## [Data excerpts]
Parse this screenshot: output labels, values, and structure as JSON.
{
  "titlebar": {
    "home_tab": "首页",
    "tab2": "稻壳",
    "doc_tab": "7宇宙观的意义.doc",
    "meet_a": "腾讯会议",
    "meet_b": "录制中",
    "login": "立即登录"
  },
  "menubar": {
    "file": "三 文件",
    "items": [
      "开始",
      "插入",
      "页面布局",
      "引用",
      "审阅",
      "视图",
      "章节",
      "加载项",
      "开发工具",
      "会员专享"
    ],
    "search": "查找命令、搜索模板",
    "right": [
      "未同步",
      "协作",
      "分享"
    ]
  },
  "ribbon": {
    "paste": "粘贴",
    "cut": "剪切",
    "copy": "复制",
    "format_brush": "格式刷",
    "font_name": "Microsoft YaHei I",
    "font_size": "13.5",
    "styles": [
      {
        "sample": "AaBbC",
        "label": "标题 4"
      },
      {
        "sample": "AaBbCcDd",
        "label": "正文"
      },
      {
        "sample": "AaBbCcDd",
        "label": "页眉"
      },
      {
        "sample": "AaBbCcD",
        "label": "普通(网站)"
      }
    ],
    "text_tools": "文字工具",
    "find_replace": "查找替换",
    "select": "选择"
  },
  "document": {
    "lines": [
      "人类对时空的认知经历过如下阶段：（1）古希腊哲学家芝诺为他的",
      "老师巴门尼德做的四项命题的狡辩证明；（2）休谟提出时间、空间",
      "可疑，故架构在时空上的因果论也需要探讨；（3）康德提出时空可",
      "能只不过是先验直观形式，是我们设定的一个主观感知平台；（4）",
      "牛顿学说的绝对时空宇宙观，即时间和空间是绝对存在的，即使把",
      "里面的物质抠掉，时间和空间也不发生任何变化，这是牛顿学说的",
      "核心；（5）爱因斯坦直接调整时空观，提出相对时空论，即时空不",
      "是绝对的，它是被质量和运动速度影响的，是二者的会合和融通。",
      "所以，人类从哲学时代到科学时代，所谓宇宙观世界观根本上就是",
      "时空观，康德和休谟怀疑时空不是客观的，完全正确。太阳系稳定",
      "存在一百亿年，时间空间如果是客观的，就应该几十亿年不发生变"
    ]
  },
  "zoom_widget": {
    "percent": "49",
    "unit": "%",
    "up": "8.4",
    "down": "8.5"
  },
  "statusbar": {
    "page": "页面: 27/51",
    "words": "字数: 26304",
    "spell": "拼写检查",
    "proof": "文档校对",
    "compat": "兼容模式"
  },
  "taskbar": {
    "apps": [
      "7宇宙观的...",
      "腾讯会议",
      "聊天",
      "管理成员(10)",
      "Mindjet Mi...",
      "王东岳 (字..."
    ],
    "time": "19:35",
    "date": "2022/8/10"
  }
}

## [Instruction]
Once more, set down the full listing, verbatim.

## [Task answer]
Parse this screenshot: output labels, values, and structure as JSON.
{
  "titlebar": {
    "home_tab": "首页",
    "tab2": "稻壳",
    "doc_tab": "7宇宙观的意义.doc",
    "meet_a": "腾讯会议",
    "meet_b": "录制中",
    "login": "立即登录"
  },
  "menubar": {
    "file": "三 文件",
    "items": [
      "开始",
      "插入",
      "页面布局",
      "引用",
      "审阅",
      "视图",
      "章节",
      "加载项",
      "开发工具",
      "会员专享"
    ],
    "search": "查找命令、搜索模板",
    "right": [
      "未同步",
      "协作",
      "分享"
    ]
  },
  "ribbon": {
    "paste": "粘贴",
    "cut": "剪切",
    "copy": "复制",
    "format_brush": "格式刷",
    "font_name": "Microsoft YaHei I",
    "font_size": "13.5",
    "styles": [
      {
        "sample": "AaBbC",
        "label": "标题 4"
      },
      {
        "sample": "AaBbCcDd",
        "label": "正文"
      },
      {
        "sample": "AaBbCcDd",
        "label": "页眉"
      },
      {
        "sample": "AaBbCcD",
        "label": "普通(网站)"
      }
    ],
    "text_tools": "文字工具",
    "find_replace": "查找替换",
    "select": "选择"
  },
  "document": {
    "lines": [
      "人类对时空的认知经历过如下阶段：（1）古希腊哲学家芝诺为他的",
      "老师巴门尼德做的四项命题的狡辩证明；（2）休谟提出时间、空间",
      "可疑，故架构在时空上的因果论也需要探讨；（3）康德提出时空可",
      "能只不过是先验直观形式，是我们设定的一个主观感知平台；（4）",
      "牛顿学说的绝对时空宇宙观，即时间和空间是绝对存在的，即使把",
      "里面的物质抠掉，时间和空间也不发生任何变化，这是牛顿学说的",
      "核心；（5）爱因斯坦直接调整时空观，提出相对时空论，即时空不",
      "是绝对的，它是被质量和运动速度影响的，是二者的会合和融通。",
      "所以，人类从哲学时代到科学时代，所谓宇宙观世界观根本上就是",
      "时空观，康德和休谟怀疑时空不是客观的，完全正确。太阳系稳定",
      "存在一百亿年，时间空间如果是客观的，就应该几十亿年不发生变"
    ]
  },
  "zoom_widget": {
    "percent": "49",
    "unit": "%",
    "up": "8.4",
    "down": "8.5"
  },
  "statusbar": {
    "page": "页面: 27/51",
    "words": "字数: 26304",
    "spell": "拼写检查",
    "proof": "文档校对",
    "compat": "兼容模式"
  },
  "taskbar": {
    "apps": [
      "7宇宙观的...",
      "腾讯会议",
      "聊天",
      "管理成员(10)",
      "Mindjet Mi...",
      "王东岳 (字..."
    ],
    "time": "19:35",
    "date": "2022/8/10"
  }
}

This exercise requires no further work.